(Excerpt from a dataset)
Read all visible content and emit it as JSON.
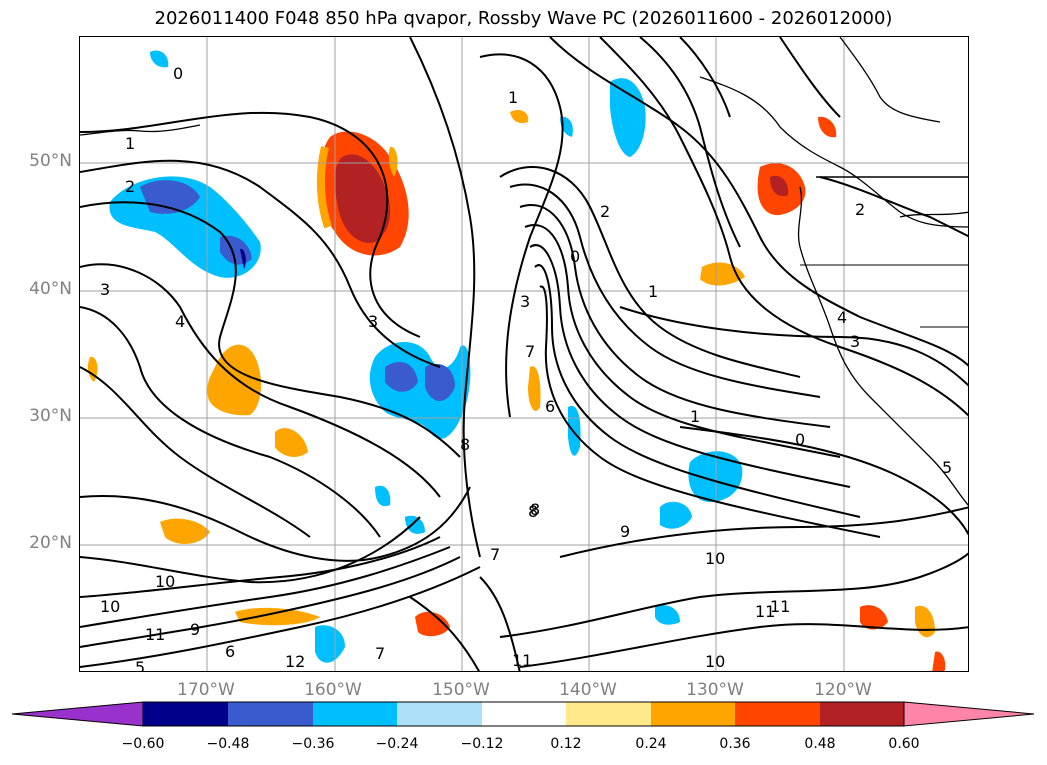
{
  "title": "2026011400 F048 850 hPa qvapor, Rossby Wave PC (2026011600 - 2026012000)",
  "lat_labels": [
    "50°N",
    "40°N",
    "30°N",
    "20°N"
  ],
  "lon_labels": [
    "170°W",
    "160°W",
    "150°W",
    "140°W",
    "130°W",
    "120°W"
  ],
  "colorbar": {
    "ticks": [
      "−0.60",
      "−0.48",
      "−0.36",
      "−0.24",
      "−0.12",
      "0.12",
      "0.24",
      "0.36",
      "0.48",
      "0.60"
    ],
    "colors": [
      "#9932CC",
      "#00008B",
      "#3A5BCD",
      "#00BFFF",
      "#ADE1F9",
      "#FFFFFF",
      "#FFE98A",
      "#FFA500",
      "#FF4500",
      "#B22222",
      "#FF85A8"
    ]
  },
  "contour_labels": [
    "0",
    "1",
    "2",
    "3",
    "4",
    "3",
    "1",
    "2",
    "3",
    "0",
    "1",
    "8",
    "6",
    "7",
    "8",
    "9",
    "10",
    "11",
    "10",
    "11",
    "10",
    "11",
    "7",
    "0",
    "1",
    "2",
    "3",
    "4",
    "5",
    "7",
    "8",
    "9",
    "10",
    "11",
    "12",
    "5",
    "6"
  ]
}
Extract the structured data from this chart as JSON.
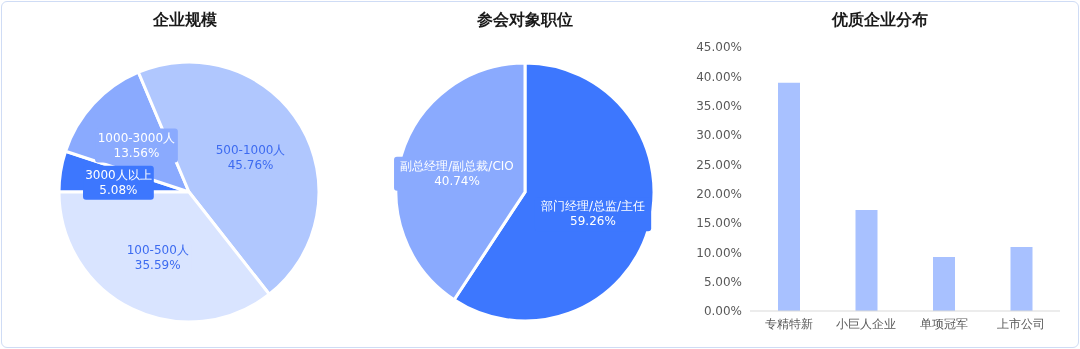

# BRIEF:
Each line holding "JSON" must be found and copied.

# EXERCISE OUTPUT:
Read all visible content and emit it as JSON.
Extract the structured data from this chart as JSON.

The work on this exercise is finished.